§ **GOAL OF THE EXERCISE**
Take each line that has the word "Linux" and return it.

§ **THE DATA**

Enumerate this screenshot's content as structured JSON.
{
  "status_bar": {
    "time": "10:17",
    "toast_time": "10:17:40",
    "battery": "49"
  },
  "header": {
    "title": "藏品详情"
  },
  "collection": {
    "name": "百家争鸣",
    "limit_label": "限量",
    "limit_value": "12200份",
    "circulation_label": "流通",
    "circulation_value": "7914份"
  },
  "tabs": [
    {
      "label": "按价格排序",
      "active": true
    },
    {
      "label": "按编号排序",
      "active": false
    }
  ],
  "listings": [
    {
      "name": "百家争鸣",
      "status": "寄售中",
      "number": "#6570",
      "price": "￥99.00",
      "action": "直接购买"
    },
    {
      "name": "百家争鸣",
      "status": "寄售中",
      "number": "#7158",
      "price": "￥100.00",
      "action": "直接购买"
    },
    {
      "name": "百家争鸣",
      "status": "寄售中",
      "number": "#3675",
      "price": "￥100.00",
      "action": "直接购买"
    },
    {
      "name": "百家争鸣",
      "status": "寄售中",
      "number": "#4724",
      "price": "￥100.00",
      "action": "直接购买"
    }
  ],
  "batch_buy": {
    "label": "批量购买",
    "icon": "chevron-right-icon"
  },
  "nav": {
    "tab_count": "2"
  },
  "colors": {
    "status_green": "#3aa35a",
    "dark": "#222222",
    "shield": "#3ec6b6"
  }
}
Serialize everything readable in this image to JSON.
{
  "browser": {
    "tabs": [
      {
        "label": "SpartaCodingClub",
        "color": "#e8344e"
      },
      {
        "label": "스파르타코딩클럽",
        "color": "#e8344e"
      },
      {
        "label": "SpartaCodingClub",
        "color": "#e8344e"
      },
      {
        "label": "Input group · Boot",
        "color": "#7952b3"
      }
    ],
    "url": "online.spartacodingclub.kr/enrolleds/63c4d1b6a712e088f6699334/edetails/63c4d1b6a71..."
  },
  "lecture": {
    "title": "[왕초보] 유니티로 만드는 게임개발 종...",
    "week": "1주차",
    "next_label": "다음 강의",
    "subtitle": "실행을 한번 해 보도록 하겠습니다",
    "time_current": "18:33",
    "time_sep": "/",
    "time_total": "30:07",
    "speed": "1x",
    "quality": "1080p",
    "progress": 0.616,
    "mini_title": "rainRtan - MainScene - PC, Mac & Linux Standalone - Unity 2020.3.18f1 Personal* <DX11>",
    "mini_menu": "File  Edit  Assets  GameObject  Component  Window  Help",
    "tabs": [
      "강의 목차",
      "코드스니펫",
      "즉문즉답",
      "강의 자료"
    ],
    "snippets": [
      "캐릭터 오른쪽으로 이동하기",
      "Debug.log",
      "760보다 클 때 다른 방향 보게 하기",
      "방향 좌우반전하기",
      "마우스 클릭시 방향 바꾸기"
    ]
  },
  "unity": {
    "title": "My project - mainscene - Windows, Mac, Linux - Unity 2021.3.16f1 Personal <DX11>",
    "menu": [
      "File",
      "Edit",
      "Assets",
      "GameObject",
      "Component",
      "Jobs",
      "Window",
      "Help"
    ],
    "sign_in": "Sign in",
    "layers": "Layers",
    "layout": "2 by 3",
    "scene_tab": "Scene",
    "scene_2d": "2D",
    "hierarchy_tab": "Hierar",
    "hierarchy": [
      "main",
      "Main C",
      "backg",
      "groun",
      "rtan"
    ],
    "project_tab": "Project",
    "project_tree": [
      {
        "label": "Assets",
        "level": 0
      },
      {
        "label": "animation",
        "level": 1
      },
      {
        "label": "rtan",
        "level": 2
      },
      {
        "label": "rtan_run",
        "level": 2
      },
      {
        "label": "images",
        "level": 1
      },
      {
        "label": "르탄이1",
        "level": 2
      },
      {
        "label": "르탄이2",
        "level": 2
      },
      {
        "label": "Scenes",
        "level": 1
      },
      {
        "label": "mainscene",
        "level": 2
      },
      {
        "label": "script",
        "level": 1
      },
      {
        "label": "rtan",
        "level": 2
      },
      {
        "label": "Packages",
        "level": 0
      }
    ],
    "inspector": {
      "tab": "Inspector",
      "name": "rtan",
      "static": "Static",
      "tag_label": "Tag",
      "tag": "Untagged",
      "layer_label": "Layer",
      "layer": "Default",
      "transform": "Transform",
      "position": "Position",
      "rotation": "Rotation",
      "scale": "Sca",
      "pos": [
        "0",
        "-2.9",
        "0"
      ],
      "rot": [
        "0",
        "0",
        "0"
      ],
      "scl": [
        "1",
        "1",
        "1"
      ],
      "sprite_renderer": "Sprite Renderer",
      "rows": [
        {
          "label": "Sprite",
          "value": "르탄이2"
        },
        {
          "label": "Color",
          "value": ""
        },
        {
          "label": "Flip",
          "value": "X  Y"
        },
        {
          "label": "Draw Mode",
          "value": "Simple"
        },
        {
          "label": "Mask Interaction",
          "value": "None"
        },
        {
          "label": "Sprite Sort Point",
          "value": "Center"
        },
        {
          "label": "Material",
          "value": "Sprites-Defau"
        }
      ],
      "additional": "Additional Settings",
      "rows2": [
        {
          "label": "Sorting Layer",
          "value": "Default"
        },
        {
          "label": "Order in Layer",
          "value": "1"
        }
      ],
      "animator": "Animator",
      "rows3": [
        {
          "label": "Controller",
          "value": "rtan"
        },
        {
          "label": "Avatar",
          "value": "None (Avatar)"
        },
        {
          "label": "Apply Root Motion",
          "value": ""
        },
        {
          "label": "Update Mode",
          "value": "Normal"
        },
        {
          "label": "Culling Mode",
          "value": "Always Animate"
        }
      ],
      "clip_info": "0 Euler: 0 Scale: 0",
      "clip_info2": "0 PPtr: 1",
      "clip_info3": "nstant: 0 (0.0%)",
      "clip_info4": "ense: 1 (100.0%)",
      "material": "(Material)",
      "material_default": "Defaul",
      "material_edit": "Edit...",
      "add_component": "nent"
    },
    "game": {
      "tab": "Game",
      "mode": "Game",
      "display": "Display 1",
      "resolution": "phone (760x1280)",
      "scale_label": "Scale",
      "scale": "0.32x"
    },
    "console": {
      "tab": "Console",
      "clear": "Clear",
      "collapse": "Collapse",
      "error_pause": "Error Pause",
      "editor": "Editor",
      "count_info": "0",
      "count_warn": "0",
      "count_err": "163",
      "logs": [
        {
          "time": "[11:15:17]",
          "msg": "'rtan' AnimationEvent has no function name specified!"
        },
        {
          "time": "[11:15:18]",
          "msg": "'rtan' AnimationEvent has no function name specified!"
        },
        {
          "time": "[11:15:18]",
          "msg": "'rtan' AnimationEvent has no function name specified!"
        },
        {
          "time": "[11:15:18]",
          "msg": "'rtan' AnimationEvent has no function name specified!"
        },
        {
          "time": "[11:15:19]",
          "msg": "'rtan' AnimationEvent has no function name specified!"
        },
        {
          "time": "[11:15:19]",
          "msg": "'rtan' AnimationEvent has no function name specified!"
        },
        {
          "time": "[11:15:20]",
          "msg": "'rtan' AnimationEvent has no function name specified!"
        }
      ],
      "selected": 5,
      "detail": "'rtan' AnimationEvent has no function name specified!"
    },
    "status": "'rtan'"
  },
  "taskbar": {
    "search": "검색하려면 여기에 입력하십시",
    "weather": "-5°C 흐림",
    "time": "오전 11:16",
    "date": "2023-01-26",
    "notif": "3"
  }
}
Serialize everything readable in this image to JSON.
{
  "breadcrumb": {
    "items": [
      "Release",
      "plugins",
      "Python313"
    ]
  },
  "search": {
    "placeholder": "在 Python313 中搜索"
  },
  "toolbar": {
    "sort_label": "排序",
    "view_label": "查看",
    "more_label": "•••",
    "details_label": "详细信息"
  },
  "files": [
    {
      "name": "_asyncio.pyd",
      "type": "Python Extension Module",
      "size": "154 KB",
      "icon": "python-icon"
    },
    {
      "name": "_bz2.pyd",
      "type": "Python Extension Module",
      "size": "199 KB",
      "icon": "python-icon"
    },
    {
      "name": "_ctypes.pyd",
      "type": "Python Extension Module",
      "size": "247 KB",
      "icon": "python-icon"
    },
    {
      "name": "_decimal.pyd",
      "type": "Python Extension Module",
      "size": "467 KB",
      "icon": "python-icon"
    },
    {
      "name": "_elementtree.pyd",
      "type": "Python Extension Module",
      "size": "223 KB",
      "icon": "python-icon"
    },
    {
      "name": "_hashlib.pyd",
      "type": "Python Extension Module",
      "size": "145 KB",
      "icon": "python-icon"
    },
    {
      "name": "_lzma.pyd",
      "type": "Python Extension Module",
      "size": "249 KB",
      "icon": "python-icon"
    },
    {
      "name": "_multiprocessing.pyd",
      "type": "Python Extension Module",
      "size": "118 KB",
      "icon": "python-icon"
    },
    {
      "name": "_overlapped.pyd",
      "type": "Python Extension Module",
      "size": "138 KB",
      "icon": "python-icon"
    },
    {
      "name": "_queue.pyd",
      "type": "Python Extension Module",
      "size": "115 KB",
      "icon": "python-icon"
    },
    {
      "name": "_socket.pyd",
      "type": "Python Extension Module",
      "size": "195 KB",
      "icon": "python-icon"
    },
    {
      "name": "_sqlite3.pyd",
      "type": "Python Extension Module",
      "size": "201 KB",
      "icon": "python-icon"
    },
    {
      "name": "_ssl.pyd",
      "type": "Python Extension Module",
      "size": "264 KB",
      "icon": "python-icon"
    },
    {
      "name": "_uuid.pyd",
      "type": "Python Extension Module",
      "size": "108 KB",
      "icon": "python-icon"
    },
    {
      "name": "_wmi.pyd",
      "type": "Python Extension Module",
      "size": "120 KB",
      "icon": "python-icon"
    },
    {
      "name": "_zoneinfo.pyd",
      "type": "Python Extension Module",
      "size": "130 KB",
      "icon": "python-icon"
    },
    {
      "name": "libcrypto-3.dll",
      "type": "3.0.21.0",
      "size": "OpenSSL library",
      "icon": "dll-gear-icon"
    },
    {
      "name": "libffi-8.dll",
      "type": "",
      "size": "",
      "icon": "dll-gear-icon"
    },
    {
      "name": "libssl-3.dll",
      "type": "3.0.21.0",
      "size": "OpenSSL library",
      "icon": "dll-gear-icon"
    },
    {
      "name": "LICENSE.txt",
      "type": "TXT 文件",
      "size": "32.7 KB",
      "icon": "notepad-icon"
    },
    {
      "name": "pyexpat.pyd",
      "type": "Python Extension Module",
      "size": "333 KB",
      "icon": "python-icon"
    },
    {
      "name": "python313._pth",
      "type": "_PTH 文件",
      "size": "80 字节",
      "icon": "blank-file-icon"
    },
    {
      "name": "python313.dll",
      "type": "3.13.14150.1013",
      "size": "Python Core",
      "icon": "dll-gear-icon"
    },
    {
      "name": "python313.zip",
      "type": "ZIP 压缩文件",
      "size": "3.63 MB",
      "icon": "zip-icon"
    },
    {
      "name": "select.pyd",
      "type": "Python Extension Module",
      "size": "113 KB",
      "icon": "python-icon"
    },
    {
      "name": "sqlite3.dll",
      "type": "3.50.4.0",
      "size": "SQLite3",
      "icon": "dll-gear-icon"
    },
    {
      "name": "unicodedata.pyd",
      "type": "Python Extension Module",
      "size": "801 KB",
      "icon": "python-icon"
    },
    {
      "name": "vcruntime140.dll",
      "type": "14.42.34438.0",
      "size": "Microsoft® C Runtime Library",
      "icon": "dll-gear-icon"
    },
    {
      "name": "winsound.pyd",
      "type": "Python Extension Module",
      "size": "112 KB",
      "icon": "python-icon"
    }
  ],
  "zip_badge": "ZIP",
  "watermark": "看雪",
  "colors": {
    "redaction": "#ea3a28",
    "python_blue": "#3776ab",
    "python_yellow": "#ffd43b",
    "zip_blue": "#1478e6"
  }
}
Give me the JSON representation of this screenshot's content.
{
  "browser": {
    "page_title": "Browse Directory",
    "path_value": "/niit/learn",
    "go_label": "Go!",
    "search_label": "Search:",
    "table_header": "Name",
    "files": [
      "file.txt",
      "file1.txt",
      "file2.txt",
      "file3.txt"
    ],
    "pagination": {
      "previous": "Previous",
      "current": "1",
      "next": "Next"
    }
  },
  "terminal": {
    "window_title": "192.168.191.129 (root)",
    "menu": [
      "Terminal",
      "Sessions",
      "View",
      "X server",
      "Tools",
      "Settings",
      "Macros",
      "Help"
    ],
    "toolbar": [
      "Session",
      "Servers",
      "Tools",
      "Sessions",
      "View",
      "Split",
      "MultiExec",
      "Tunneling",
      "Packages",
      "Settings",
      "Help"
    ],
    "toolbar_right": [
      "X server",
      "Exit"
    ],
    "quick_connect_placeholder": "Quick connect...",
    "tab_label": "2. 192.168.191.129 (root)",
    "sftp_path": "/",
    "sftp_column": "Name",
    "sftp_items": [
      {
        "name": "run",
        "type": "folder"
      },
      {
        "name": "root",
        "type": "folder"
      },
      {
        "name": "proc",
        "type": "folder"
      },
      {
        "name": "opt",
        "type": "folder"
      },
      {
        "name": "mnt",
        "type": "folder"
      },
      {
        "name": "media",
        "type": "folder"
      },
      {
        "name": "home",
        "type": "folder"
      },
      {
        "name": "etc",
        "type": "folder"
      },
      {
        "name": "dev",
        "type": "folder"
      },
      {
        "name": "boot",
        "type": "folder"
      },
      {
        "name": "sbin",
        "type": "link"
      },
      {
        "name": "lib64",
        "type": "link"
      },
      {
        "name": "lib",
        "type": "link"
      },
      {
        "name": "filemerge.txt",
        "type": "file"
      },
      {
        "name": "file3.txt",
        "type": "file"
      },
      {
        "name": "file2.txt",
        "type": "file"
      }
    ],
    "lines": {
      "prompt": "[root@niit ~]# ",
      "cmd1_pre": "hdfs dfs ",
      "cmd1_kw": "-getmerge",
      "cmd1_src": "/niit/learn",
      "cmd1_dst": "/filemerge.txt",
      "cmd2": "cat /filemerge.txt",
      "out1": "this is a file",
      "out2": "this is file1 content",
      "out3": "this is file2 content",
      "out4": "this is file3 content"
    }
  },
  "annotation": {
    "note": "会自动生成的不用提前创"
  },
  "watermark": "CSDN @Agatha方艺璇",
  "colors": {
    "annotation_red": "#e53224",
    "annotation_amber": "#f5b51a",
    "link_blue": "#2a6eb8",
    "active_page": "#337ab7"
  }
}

§ **OUTPUT FOR THIS EXERCISE**
    "mini_title": "rainRtan - MainScene - PC, Mac & Linux Standalone - Unity 2020.3.18f1 Personal* <DX11>",
    "title": "My project - mainscene - Windows, Mac, Linux - Unity 2021.3.16f1 Personal <DX11>",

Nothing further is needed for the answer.